[Excerpt from a dataset]
○ ○ ○ ○ ○ ○ ○

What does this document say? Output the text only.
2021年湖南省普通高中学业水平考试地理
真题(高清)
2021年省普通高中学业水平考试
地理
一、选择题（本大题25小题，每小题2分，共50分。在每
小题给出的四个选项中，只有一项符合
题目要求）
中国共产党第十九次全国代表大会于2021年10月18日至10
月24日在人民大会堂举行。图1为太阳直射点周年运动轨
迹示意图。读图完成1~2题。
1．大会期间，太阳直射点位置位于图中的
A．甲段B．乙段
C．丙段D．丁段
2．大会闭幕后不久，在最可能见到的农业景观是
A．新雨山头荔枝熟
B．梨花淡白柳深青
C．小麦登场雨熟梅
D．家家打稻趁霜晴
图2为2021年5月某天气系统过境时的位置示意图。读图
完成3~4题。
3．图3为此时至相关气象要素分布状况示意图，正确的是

○ ○ ○ ○ ○ ○ ○

Set out the complete listing exactly as shown.

SOLVED PROBLEM:
What does this document say? Output the text only.
2021年湖南省普通高中学业水平考试地理
真题(高清)
2021年省普通高中学业水平考试
地理
一、选择题（本大题25小题，每小题2分，共50分。在每
小题给出的四个选项中，只有一项符合
题目要求）
中国共产党第十九次全国代表大会于2021年10月18日至10
月24日在人民大会堂举行。图1为太阳直射点周年运动轨
迹示意图。读图完成1~2题。
1．大会期间，太阳直射点位置位于图中的
A．甲段B．乙段
C．丙段D．丁段
2．大会闭幕后不久，在最可能见到的农业景观是
A．新雨山头荔枝熟
B．梨花淡白柳深青
C．小麦登场雨熟梅
D．家家打稻趁霜晴
图2为2021年5月某天气系统过境时的位置示意图。读图
完成3~4题。
3．图3为此时至相关气象要素分布状况示意图，正确的是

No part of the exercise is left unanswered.